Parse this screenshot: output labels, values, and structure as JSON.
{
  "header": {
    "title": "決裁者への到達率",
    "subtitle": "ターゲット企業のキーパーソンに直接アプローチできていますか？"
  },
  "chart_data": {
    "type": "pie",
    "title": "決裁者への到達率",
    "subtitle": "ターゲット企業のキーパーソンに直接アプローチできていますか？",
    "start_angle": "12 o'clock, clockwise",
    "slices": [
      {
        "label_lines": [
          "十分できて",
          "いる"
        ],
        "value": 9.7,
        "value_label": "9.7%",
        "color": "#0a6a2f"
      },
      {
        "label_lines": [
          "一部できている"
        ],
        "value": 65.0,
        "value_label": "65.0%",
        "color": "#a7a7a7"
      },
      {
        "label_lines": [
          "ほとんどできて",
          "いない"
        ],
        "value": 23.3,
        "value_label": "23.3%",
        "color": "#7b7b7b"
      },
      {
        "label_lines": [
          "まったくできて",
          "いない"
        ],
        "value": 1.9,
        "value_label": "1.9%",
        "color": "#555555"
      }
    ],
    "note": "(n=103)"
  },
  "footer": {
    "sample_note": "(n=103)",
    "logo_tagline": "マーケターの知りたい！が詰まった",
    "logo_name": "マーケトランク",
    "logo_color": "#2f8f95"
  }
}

---+---

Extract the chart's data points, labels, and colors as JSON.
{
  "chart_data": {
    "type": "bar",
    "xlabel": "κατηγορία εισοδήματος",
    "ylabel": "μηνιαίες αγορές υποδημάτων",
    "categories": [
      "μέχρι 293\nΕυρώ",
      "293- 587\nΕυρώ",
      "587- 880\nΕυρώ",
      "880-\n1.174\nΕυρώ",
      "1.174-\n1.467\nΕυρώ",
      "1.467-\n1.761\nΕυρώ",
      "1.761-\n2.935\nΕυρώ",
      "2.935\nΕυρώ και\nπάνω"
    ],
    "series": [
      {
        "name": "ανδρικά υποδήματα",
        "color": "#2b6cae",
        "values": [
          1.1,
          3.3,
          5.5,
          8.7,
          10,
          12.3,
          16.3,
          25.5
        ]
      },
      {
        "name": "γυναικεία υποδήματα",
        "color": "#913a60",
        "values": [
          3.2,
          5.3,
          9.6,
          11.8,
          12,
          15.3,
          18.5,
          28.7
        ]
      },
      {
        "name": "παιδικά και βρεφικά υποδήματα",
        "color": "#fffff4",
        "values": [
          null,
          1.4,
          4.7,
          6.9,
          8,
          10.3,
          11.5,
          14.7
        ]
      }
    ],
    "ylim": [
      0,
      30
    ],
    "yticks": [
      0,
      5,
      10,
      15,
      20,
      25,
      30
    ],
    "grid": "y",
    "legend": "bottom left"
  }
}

---+---

### Problem statement
Find every line above that contains the word "nΕυρώ", and return each one.

### Finished answer
      "μέχρι 293\nΕυρώ",
      "293- 587\nΕυρώ",
      "587- 880\nΕυρώ",
      "880-\n1.174\nΕυρώ",
      "1.174-\n1.467\nΕυρώ",
      "1.467-\n1.761\nΕυρώ",
      "1.761-\n2.935\nΕυρώ",
      "2.935\nΕυρώ και\nπάνω"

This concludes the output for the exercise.